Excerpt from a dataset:
● ● ●

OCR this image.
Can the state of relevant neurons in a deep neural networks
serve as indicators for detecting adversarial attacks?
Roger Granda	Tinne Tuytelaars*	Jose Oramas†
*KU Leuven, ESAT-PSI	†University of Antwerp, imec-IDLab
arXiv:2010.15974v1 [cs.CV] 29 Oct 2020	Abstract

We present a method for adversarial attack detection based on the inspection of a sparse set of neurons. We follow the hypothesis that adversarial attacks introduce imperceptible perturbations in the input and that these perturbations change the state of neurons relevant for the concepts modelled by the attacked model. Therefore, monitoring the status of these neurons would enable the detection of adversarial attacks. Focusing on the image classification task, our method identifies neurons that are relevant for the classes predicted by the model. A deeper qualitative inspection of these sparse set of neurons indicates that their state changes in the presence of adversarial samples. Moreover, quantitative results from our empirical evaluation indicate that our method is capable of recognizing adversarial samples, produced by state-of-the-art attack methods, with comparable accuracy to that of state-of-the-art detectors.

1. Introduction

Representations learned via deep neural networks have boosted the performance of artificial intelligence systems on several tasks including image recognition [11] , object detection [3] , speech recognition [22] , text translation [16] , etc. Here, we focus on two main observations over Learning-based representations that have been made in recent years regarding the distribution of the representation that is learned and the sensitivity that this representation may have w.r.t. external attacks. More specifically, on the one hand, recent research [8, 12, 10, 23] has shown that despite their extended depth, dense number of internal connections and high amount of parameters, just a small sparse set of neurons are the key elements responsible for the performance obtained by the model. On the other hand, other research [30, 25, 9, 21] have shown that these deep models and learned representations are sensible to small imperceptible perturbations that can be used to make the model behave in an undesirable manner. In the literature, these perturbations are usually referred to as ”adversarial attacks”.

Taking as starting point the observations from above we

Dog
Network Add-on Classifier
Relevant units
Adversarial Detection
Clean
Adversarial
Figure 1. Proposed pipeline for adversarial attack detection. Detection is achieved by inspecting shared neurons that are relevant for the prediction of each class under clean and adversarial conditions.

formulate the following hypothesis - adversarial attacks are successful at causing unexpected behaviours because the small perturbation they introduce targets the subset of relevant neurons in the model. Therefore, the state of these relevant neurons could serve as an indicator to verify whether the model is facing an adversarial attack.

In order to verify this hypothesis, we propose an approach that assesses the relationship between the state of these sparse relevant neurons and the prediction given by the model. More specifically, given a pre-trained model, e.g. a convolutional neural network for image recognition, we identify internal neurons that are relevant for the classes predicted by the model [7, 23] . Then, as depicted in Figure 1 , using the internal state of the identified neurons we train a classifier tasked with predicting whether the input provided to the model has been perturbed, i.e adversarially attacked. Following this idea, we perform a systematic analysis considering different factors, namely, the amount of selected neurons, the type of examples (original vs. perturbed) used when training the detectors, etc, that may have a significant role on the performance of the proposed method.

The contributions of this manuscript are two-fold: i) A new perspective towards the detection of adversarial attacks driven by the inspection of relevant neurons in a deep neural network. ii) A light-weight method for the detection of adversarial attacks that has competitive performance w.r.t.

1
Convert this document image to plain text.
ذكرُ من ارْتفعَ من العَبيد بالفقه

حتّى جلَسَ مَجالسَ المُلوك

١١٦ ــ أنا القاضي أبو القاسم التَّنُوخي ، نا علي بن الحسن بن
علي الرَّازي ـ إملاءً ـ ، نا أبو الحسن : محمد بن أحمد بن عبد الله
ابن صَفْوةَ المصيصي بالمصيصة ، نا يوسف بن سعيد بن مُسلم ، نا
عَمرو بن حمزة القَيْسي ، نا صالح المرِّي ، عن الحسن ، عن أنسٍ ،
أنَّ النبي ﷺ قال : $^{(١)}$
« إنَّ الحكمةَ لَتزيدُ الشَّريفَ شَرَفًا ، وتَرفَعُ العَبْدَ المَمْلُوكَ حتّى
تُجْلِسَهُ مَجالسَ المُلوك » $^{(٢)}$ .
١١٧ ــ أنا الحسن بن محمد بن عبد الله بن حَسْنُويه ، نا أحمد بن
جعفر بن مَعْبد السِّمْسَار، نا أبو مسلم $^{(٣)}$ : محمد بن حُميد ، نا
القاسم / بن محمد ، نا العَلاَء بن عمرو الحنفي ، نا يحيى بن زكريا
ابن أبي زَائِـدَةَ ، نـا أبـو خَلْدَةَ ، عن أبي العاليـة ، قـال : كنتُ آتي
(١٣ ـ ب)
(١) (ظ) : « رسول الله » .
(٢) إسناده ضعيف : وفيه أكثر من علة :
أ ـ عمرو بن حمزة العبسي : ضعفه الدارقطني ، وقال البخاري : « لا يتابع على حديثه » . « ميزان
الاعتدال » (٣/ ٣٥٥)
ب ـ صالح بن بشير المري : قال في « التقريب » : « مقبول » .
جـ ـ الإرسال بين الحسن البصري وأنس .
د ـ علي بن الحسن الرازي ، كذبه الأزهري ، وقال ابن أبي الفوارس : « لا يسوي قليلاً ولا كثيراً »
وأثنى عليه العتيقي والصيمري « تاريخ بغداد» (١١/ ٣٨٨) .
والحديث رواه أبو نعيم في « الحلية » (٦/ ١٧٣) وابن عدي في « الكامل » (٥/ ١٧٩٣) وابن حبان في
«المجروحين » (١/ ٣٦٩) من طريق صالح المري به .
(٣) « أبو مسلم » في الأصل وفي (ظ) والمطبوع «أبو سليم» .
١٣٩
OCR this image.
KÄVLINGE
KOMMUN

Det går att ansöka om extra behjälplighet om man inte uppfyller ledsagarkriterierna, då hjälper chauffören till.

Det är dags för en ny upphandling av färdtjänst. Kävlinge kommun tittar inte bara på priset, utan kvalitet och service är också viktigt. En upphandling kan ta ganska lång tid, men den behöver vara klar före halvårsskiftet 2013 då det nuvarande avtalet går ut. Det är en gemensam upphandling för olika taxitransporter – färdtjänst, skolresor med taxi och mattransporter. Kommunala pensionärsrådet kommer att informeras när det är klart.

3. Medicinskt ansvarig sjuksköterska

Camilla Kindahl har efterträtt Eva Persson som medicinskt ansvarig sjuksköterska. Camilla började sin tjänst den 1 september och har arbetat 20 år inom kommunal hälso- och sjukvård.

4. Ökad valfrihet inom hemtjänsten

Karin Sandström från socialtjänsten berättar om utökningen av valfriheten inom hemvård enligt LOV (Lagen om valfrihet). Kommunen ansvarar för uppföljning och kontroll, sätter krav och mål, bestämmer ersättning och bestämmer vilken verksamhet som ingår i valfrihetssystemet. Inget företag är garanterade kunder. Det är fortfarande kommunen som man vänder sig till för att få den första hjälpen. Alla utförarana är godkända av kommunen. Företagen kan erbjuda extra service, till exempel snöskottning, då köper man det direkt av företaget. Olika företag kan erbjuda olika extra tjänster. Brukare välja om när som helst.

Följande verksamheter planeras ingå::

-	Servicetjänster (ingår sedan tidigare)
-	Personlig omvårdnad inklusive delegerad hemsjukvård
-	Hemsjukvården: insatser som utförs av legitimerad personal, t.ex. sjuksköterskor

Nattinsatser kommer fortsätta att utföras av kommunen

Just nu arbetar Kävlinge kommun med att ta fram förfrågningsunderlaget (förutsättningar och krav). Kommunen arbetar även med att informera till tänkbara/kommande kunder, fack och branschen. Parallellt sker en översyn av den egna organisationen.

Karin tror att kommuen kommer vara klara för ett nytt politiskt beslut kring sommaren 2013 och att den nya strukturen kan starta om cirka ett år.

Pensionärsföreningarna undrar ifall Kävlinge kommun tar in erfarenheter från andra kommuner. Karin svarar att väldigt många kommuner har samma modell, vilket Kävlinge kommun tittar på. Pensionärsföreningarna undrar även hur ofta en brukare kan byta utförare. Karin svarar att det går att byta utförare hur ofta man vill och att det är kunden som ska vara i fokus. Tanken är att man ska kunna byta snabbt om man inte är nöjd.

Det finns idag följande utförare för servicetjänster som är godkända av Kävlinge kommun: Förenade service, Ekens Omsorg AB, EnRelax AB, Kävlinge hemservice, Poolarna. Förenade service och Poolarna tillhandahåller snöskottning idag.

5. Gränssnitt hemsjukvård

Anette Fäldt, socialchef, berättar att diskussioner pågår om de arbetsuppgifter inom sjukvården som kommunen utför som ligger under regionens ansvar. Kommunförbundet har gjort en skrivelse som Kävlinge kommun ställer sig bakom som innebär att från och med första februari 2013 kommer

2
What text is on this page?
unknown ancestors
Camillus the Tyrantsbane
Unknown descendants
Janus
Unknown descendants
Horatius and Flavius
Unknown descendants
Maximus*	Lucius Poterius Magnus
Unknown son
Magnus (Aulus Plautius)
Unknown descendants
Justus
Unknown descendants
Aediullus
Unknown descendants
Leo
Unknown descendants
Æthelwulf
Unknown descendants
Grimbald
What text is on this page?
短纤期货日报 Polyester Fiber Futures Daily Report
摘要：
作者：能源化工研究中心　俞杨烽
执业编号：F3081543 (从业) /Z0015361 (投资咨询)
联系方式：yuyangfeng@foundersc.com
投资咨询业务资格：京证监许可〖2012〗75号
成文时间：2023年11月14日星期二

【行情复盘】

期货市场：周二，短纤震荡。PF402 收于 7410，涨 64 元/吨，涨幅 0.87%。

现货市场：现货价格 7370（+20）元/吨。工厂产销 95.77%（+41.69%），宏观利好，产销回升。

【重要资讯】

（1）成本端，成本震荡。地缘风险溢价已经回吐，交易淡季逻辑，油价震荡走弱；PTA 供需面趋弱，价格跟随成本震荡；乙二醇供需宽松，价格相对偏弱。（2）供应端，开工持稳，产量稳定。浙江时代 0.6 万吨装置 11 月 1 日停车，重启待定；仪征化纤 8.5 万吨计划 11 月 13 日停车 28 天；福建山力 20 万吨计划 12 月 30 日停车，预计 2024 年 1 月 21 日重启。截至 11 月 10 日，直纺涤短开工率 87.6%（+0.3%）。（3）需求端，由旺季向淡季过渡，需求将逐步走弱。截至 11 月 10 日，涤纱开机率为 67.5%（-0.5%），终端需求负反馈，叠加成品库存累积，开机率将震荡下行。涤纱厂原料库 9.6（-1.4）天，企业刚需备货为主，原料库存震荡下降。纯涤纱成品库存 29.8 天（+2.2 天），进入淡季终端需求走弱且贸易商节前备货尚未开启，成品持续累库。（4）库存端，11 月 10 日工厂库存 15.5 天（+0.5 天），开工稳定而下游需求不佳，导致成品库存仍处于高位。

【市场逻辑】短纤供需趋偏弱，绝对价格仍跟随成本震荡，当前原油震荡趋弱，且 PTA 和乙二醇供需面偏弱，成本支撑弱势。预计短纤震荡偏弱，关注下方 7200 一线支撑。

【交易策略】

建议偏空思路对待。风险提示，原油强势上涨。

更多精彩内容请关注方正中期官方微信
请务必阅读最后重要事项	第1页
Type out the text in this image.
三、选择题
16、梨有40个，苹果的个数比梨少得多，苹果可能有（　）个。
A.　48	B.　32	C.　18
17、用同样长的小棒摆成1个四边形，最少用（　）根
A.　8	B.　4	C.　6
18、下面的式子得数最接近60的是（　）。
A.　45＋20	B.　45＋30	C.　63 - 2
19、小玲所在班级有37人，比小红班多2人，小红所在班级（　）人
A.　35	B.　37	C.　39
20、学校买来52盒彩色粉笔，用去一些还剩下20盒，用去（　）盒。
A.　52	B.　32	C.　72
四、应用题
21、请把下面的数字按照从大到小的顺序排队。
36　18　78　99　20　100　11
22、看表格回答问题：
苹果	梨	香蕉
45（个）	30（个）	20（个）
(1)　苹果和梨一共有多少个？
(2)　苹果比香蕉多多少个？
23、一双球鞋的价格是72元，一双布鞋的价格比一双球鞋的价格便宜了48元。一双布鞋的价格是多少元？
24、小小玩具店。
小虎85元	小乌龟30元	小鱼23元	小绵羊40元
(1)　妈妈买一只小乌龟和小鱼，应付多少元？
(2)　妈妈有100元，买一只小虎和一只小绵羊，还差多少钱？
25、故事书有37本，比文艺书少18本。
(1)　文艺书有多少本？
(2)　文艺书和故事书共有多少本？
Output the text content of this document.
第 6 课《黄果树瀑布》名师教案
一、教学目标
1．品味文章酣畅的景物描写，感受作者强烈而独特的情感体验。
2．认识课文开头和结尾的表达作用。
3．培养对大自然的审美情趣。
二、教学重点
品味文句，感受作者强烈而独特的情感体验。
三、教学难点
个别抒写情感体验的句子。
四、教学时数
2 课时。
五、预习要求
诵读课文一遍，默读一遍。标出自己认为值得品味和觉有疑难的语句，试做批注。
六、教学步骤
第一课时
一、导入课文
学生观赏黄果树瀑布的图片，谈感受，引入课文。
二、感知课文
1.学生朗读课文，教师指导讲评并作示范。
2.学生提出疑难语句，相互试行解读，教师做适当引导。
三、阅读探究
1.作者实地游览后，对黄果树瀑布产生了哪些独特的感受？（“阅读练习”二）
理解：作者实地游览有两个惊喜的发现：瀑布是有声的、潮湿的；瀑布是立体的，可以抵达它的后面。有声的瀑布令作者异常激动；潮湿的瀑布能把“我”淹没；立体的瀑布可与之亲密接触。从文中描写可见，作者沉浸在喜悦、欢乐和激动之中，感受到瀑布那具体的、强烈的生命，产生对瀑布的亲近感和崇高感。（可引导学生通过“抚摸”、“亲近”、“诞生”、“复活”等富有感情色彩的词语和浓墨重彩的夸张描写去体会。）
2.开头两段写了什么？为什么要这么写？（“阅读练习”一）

● ● ●

▸ THE TASK
Copy out exactly the lines from the line with "Output the text content of this document." to the end of the listing, including both of those lines, and give nothing else.

▸ WRITTEN SOLUTION
Output the text content of this document.
第 6 课《黄果树瀑布》名师教案
一、教学目标
1．品味文章酣畅的景物描写，感受作者强烈而独特的情感体验。
2．认识课文开头和结尾的表达作用。
3．培养对大自然的审美情趣。
二、教学重点
品味文句，感受作者强烈而独特的情感体验。
三、教学难点
个别抒写情感体验的句子。
四、教学时数
2 课时。
五、预习要求
诵读课文一遍，默读一遍。标出自己认为值得品味和觉有疑难的语句，试做批注。
六、教学步骤
第一课时
一、导入课文
学生观赏黄果树瀑布的图片，谈感受，引入课文。
二、感知课文
1.学生朗读课文，教师指导讲评并作示范。
2.学生提出疑难语句，相互试行解读，教师做适当引导。
三、阅读探究
1.作者实地游览后，对黄果树瀑布产生了哪些独特的感受？（“阅读练习”二）
理解：作者实地游览有两个惊喜的发现：瀑布是有声的、潮湿的；瀑布是立体的，可以抵达它的后面。有声的瀑布令作者异常激动；潮湿的瀑布能把“我”淹没；立体的瀑布可与之亲密接触。从文中描写可见，作者沉浸在喜悦、欢乐和激动之中，感受到瀑布那具体的、强烈的生命，产生对瀑布的亲近感和崇高感。（可引导学生通过“抚摸”、“亲近”、“诞生”、“复活”等富有感情色彩的词语和浓墨重彩的夸张描写去体会。）
2.开头两段写了什么？为什么要这么写？（“阅读练习”一）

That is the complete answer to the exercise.